Objective. Copy out all of the data below with no alterations.

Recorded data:
***

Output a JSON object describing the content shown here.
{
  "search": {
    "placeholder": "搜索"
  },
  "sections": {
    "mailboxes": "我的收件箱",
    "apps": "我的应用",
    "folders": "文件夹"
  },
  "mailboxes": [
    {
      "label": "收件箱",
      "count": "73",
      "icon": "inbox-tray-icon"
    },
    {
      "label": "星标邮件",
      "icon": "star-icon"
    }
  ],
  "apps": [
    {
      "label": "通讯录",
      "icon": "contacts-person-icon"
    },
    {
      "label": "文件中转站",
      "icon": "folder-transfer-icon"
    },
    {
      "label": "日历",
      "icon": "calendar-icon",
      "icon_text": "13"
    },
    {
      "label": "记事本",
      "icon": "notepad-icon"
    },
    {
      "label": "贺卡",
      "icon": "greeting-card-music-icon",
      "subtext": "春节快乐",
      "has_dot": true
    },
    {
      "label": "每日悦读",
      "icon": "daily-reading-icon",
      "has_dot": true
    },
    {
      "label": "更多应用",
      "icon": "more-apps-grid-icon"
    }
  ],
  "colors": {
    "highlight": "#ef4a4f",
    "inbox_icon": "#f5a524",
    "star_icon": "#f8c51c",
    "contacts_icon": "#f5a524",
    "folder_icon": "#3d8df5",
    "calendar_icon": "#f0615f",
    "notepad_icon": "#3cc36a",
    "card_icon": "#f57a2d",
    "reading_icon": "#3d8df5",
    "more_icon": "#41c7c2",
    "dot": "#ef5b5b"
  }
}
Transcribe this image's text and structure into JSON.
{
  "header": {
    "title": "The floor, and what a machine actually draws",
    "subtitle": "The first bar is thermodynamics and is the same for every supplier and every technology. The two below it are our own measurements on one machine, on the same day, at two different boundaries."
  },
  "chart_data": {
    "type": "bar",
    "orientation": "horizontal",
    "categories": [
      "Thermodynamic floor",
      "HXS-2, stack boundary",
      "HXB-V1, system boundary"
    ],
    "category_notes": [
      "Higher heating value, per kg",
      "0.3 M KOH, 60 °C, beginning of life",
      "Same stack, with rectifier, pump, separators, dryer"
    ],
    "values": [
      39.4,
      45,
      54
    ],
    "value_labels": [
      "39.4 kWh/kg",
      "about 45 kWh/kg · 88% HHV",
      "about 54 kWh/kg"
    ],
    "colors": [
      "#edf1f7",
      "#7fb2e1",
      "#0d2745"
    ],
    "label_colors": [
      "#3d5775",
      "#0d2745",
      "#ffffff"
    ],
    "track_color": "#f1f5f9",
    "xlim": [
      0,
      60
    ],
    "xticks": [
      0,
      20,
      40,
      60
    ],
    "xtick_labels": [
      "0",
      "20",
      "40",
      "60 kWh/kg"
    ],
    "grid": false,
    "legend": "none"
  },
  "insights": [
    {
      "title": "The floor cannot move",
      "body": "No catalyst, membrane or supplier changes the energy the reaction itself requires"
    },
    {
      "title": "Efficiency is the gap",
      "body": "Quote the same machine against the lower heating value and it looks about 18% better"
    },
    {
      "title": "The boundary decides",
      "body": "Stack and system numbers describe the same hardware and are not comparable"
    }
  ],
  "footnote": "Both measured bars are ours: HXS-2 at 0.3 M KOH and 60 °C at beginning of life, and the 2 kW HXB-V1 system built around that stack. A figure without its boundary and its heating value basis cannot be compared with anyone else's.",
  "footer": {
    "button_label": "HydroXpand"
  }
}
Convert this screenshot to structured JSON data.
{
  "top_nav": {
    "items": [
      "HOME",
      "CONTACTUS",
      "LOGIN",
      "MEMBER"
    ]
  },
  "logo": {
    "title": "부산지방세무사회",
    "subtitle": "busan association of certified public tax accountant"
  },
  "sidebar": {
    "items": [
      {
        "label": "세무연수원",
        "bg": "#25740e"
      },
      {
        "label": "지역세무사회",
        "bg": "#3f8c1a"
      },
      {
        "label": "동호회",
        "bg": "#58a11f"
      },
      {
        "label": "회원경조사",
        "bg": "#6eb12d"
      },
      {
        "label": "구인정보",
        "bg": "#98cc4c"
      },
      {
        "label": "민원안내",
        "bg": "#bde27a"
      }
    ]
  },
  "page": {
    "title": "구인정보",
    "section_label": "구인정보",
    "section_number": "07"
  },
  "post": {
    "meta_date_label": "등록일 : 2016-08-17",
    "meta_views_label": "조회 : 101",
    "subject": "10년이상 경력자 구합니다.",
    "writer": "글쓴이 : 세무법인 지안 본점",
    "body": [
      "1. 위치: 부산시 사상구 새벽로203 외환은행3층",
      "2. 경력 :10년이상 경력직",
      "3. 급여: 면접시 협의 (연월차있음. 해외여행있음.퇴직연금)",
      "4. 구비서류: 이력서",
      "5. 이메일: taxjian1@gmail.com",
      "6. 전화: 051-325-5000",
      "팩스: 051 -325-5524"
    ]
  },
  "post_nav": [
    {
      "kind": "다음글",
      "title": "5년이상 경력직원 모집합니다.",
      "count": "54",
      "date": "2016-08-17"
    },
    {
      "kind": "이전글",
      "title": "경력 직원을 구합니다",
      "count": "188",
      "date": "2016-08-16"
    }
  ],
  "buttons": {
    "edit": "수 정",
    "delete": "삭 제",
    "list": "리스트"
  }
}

***

Worked solution.
Output a JSON object describing the content shown here.
{
  "search": {
    "placeholder": "搜索"
  },
  "sections": {
    "mailboxes": "我的收件箱",
    "apps": "我的应用",
    "folders": "文件夹"
  },
  "mailboxes": [
    {
      "label": "收件箱",
      "count": "73",
      "icon": "inbox-tray-icon"
    },
    {
      "label": "星标邮件",
      "icon": "star-icon"
    }
  ],
  "apps": [
    {
      "label": "通讯录",
      "icon": "contacts-person-icon"
    },
    {
      "label": "文件中转站",
      "icon": "folder-transfer-icon"
    },
    {
      "label": "日历",
      "icon": "calendar-icon",
      "icon_text": "13"
    },
    {
      "label": "记事本",
      "icon": "notepad-icon"
    },
    {
      "label": "贺卡",
      "icon": "greeting-card-music-icon",
      "subtext": "春节快乐",
      "has_dot": true
    },
    {
      "label": "每日悦读",
      "icon": "daily-reading-icon",
      "has_dot": true
    },
    {
      "label": "更多应用",
      "icon": "more-apps-grid-icon"
    }
  ],
  "colors": {
    "highlight": "#ef4a4f",
    "inbox_icon": "#f5a524",
    "star_icon": "#f8c51c",
    "contacts_icon": "#f5a524",
    "folder_icon": "#3d8df5",
    "calendar_icon": "#f0615f",
    "notepad_icon": "#3cc36a",
    "card_icon": "#f57a2d",
    "reading_icon": "#3d8df5",
    "more_icon": "#41c7c2",
    "dot": "#ef5b5b"
  }
}
Transcribe this image's text and structure into JSON.
{
  "header": {
    "title": "The floor, and what a machine actually draws",
    "subtitle": "The first bar is thermodynamics and is the same for every supplier and every technology. The two below it are our own measurements on one machine, on the same day, at two different boundaries."
  },
  "chart_data": {
    "type": "bar",
    "orientation": "horizontal",
    "categories": [
      "Thermodynamic floor",
      "HXS-2, stack boundary",
      "HXB-V1, system boundary"
    ],
    "category_notes": [
      "Higher heating value, per kg",
      "0.3 M KOH, 60 °C, beginning of life",
      "Same stack, with rectifier, pump, separators, dryer"
    ],
    "values": [
      39.4,
      45,
      54
    ],
    "value_labels": [
      "39.4 kWh/kg",
      "about 45 kWh/kg · 88% HHV",
      "about 54 kWh/kg"
    ],
    "colors": [
      "#edf1f7",
      "#7fb2e1",
      "#0d2745"
    ],
    "label_colors": [
      "#3d5775",
      "#0d2745",
      "#ffffff"
    ],
    "track_color": "#f1f5f9",
    "xlim": [
      0,
      60
    ],
    "xticks": [
      0,
      20,
      40,
      60
    ],
    "xtick_labels": [
      "0",
      "20",
      "40",
      "60 kWh/kg"
    ],
    "grid": false,
    "legend": "none"
  },
  "insights": [
    {
      "title": "The floor cannot move",
      "body": "No catalyst, membrane or supplier changes the energy the reaction itself requires"
    },
    {
      "title": "Efficiency is the gap",
      "body": "Quote the same machine against the lower heating value and it looks about 18% better"
    },
    {
      "title": "The boundary decides",
      "body": "Stack and system numbers describe the same hardware and are not comparable"
    }
  ],
  "footnote": "Both measured bars are ours: HXS-2 at 0.3 M KOH and 60 °C at beginning of life, and the 2 kW HXB-V1 system built around that stack. A figure without its boundary and its heating value basis cannot be compared with anyone else's.",
  "footer": {
    "button_label": "HydroXpand"
  }
}
Convert this screenshot to structured JSON data.
{
  "top_nav": {
    "items": [
      "HOME",
      "CONTACTUS",
      "LOGIN",
      "MEMBER"
    ]
  },
  "logo": {
    "title": "부산지방세무사회",
    "subtitle": "busan association of certified public tax accountant"
  },
  "sidebar": {
    "items": [
      {
        "label": "세무연수원",
        "bg": "#25740e"
      },
      {
        "label": "지역세무사회",
        "bg": "#3f8c1a"
      },
      {
        "label": "동호회",
        "bg": "#58a11f"
      },
      {
        "label": "회원경조사",
        "bg": "#6eb12d"
      },
      {
        "label": "구인정보",
        "bg": "#98cc4c"
      },
      {
        "label": "민원안내",
        "bg": "#bde27a"
      }
    ]
  },
  "page": {
    "title": "구인정보",
    "section_label": "구인정보",
    "section_number": "07"
  },
  "post": {
    "meta_date_label": "등록일 : 2016-08-17",
    "meta_views_label": "조회 : 101",
    "subject": "10년이상 경력자 구합니다.",
    "writer": "글쓴이 : 세무법인 지안 본점",
    "body": [
      "1. 위치: 부산시 사상구 새벽로203 외환은행3층",
      "2. 경력 :10년이상 경력직",
      "3. 급여: 면접시 협의 (연월차있음. 해외여행있음.퇴직연금)",
      "4. 구비서류: 이력서",
      "5. 이메일: taxjian1@gmail.com",
      "6. 전화: 051-325-5000",
      "팩스: 051 -325-5524"
    ]
  },
  "post_nav": [
    {
      "kind": "다음글",
      "title": "5년이상 경력직원 모집합니다.",
      "count": "54",
      "date": "2016-08-17"
    },
    {
      "kind": "이전글",
      "title": "경력 직원을 구합니다",
      "count": "188",
      "date": "2016-08-16"
    }
  ],
  "buttons": {
    "edit": "수 정",
    "delete": "삭 제",
    "list": "리스트"
  }
}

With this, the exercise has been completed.